Element position data
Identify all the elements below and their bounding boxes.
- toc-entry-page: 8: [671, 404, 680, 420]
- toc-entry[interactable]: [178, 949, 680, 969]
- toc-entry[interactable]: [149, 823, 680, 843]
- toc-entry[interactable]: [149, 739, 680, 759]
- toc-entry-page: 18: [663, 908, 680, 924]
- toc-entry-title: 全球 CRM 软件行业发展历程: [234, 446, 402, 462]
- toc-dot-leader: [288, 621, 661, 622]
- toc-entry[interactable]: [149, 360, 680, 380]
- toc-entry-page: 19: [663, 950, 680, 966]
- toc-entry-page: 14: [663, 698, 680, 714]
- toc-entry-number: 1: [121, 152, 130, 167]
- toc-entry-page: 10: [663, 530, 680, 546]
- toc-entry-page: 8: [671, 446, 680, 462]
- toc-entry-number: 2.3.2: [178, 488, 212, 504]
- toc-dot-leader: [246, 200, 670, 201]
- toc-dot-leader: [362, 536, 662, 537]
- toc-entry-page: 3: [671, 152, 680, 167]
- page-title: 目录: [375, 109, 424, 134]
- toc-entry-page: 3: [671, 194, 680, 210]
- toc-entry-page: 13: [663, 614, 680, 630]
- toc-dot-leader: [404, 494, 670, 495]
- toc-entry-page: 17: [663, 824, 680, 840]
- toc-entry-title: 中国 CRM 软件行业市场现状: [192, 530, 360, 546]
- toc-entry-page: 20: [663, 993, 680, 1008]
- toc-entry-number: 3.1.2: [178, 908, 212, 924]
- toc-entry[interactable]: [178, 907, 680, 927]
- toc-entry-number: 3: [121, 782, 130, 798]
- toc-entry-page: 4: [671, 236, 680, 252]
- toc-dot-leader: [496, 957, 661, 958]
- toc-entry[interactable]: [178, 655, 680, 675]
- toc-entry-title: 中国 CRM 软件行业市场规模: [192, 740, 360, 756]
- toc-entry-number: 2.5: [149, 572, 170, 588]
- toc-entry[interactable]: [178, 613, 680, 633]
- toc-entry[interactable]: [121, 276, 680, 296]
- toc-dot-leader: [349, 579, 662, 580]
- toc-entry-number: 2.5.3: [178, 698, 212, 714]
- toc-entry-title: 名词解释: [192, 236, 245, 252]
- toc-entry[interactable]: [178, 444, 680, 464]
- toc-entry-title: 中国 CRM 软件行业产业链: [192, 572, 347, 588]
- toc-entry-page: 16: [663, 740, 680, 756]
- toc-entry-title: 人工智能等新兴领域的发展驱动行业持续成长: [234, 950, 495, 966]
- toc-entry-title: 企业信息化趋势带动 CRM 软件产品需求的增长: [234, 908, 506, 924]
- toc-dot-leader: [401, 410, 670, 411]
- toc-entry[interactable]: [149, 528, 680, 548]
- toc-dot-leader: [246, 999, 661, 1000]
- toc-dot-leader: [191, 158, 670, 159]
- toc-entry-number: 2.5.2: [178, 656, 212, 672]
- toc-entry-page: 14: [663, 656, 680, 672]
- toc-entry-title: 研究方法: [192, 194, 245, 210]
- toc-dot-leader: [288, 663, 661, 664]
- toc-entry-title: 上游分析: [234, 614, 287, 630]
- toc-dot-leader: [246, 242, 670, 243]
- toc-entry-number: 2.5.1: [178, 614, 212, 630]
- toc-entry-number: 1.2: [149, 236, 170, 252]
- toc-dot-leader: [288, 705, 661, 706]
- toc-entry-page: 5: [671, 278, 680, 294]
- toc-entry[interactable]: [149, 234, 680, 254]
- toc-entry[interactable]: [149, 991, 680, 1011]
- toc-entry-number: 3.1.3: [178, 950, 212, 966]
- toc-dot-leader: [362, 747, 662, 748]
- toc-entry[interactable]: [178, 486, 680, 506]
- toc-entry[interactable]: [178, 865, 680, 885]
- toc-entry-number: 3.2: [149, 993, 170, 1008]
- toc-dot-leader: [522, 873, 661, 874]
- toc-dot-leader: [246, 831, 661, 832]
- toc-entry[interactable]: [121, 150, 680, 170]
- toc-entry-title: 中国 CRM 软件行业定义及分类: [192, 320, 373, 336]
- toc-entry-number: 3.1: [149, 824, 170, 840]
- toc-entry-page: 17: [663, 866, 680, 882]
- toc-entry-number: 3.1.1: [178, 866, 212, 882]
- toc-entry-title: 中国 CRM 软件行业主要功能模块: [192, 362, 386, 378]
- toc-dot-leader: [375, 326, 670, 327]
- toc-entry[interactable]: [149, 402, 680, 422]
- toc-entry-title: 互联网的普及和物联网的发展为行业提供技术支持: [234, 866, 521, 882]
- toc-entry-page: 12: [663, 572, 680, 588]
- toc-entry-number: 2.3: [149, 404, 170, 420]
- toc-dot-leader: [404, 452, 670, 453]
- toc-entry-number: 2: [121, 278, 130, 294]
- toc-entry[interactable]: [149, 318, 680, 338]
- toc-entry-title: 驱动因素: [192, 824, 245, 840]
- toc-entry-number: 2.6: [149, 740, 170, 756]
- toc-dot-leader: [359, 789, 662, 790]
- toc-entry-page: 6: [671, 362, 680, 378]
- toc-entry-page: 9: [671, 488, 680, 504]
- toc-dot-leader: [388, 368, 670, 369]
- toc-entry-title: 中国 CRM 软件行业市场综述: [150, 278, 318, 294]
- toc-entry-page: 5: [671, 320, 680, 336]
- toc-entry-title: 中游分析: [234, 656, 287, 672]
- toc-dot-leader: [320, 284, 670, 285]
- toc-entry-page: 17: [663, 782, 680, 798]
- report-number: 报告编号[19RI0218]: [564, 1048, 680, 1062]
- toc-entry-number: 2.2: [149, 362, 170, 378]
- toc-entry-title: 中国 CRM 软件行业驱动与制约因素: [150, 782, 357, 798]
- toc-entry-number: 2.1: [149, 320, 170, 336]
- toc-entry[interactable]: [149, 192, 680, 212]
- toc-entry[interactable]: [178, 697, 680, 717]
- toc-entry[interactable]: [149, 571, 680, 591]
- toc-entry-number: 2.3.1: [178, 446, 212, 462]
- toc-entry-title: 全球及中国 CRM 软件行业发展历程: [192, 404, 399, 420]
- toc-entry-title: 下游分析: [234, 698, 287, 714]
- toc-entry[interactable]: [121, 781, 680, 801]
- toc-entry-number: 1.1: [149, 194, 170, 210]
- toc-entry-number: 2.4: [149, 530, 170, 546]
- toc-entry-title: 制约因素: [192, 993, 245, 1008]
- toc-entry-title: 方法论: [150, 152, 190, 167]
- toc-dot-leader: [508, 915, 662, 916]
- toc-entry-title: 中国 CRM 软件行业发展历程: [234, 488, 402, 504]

### Exercise directions
Can you reproduce every line of the records above with no changes?

### Written answer
Identify all the elements below and their bounding boxes.
- toc-entry-page: 8: [671, 404, 680, 420]
- toc-entry[interactable]: [178, 949, 680, 969]
- toc-entry[interactable]: [149, 823, 680, 843]
- toc-entry[interactable]: [149, 739, 680, 759]
- toc-entry-page: 18: [663, 908, 680, 924]
- toc-entry-title: 全球 CRM 软件行业发展历程: [234, 446, 402, 462]
- toc-dot-leader: [288, 621, 661, 622]
- toc-entry[interactable]: [149, 360, 680, 380]
- toc-entry-page: 19: [663, 950, 680, 966]
- toc-entry-page: 14: [663, 698, 680, 714]
- toc-entry-number: 1: [121, 152, 130, 167]
- toc-entry-page: 10: [663, 530, 680, 546]
- toc-entry-page: 8: [671, 446, 680, 462]
- toc-entry-number: 2.3.2: [178, 488, 212, 504]
- toc-dot-leader: [246, 200, 670, 201]
- toc-dot-leader: [362, 536, 662, 537]
- toc-entry-page: 3: [671, 152, 680, 167]
- page-title: 目录: [375, 109, 424, 134]
- toc-entry-page: 3: [671, 194, 680, 210]
- toc-entry-page: 13: [663, 614, 680, 630]
- toc-dot-leader: [404, 494, 670, 495]
- toc-entry-page: 17: [663, 824, 680, 840]
- toc-entry-title: 中国 CRM 软件行业市场现状: [192, 530, 360, 546]
- toc-entry-page: 20: [663, 993, 680, 1008]
- toc-entry-number: 3.1.2: [178, 908, 212, 924]
- toc-entry[interactable]: [178, 907, 680, 927]
- toc-entry-number: 3: [121, 782, 130, 798]
- toc-entry-page: 4: [671, 236, 680, 252]
- toc-dot-leader: [496, 957, 661, 958]
- toc-entry[interactable]: [178, 655, 680, 675]
- toc-entry-title: 中国 CRM 软件行业市场规模: [192, 740, 360, 756]
- toc-entry-number: 2.5: [149, 572, 170, 588]
- toc-entry[interactable]: [178, 613, 680, 633]
- toc-entry[interactable]: [121, 276, 680, 296]
- toc-dot-leader: [349, 579, 662, 580]
- toc-entry-number: 2.5.3: [178, 698, 212, 714]
- toc-entry-title: 名词解释: [192, 236, 245, 252]
- toc-entry[interactable]: [178, 444, 680, 464]
- toc-entry-title: 中国 CRM 软件行业产业链: [192, 572, 347, 588]
- toc-entry-page: 16: [663, 740, 680, 756]
- toc-entry-title: 人工智能等新兴领域的发展驱动行业持续成长: [234, 950, 495, 966]
- toc-entry-title: 企业信息化趋势带动 CRM 软件产品需求的增长: [234, 908, 506, 924]
- toc-dot-leader: [401, 410, 670, 411]
- toc-entry[interactable]: [149, 528, 680, 548]
- toc-dot-leader: [246, 999, 661, 1000]
- toc-dot-leader: [191, 158, 670, 159]
- toc-entry-number: 2.5.2: [178, 656, 212, 672]
- toc-entry-page: 14: [663, 656, 680, 672]
- toc-entry-title: 研究方法: [192, 194, 245, 210]
- toc-dot-leader: [288, 663, 661, 664]
- toc-entry-title: 上游分析: [234, 614, 287, 630]
- toc-dot-leader: [246, 242, 670, 243]
- toc-entry-number: 2.5.1: [178, 614, 212, 630]
- toc-entry-number: 1.2: [149, 236, 170, 252]
- toc-dot-leader: [288, 705, 661, 706]
- toc-entry-page: 5: [671, 278, 680, 294]
- toc-entry[interactable]: [149, 234, 680, 254]
- toc-entry[interactable]: [149, 991, 680, 1011]
- toc-entry-number: 3.1.3: [178, 950, 212, 966]
- toc-dot-leader: [362, 747, 662, 748]
- toc-entry[interactable]: [178, 486, 680, 506]
- toc-entry[interactable]: [178, 865, 680, 885]
- toc-entry-number: 3.2: [149, 993, 170, 1008]
- toc-dot-leader: [522, 873, 661, 874]
- toc-dot-leader: [246, 831, 661, 832]
- toc-entry[interactable]: [121, 150, 680, 170]
- toc-entry-title: 中国 CRM 软件行业定义及分类: [192, 320, 373, 336]
- toc-entry-number: 3.1: [149, 824, 170, 840]
- toc-entry-page: 17: [663, 866, 680, 882]
- toc-entry-number: 3.1.1: [178, 866, 212, 882]
- toc-entry-title: 中国 CRM 软件行业主要功能模块: [192, 362, 386, 378]
- toc-dot-leader: [375, 326, 670, 327]
- toc-entry[interactable]: [149, 402, 680, 422]
- toc-entry-title: 互联网的普及和物联网的发展为行业提供技术支持: [234, 866, 521, 882]
- toc-entry-page: 12: [663, 572, 680, 588]
- toc-entry-number: 2.3: [149, 404, 170, 420]
- toc-dot-leader: [404, 452, 670, 453]
- toc-entry-number: 2: [121, 278, 130, 294]
- toc-entry[interactable]: [149, 318, 680, 338]
- toc-entry-title: 驱动因素: [192, 824, 245, 840]
- toc-entry-number: 2.6: [149, 740, 170, 756]
- toc-dot-leader: [359, 789, 662, 790]
- toc-entry-page: 6: [671, 362, 680, 378]
- toc-entry-page: 9: [671, 488, 680, 504]
- toc-dot-leader: [388, 368, 670, 369]
- toc-entry-title: 中国 CRM 软件行业市场综述: [150, 278, 318, 294]
- toc-entry-page: 5: [671, 320, 680, 336]
- toc-entry-title: 中游分析: [234, 656, 287, 672]
- toc-dot-leader: [320, 284, 670, 285]
- toc-entry-page: 17: [663, 782, 680, 798]
- report-number: 报告编号[19RI0218]: [564, 1048, 680, 1062]
- toc-entry-number: 2.2: [149, 362, 170, 378]
- toc-entry-title: 中国 CRM 软件行业驱动与制约因素: [150, 782, 357, 798]
- toc-entry-number: 2.1: [149, 320, 170, 336]
- toc-entry[interactable]: [149, 192, 680, 212]
- toc-entry[interactable]: [178, 697, 680, 717]
- toc-entry[interactable]: [149, 571, 680, 591]
- toc-entry-number: 2.3.1: [178, 446, 212, 462]
- toc-entry-title: 全球及中国 CRM 软件行业发展历程: [192, 404, 399, 420]
- toc-entry-title: 下游分析: [234, 698, 287, 714]
- toc-entry[interactable]: [121, 781, 680, 801]
- toc-entry-number: 1.1: [149, 194, 170, 210]
- toc-entry-number: 2.4: [149, 530, 170, 546]
- toc-entry-title: 制约因素: [192, 993, 245, 1008]
- toc-entry-title: 方法论: [150, 152, 190, 167]
- toc-dot-leader: [508, 915, 662, 916]
- toc-entry-title: 中国 CRM 软件行业发展历程: [234, 488, 402, 504]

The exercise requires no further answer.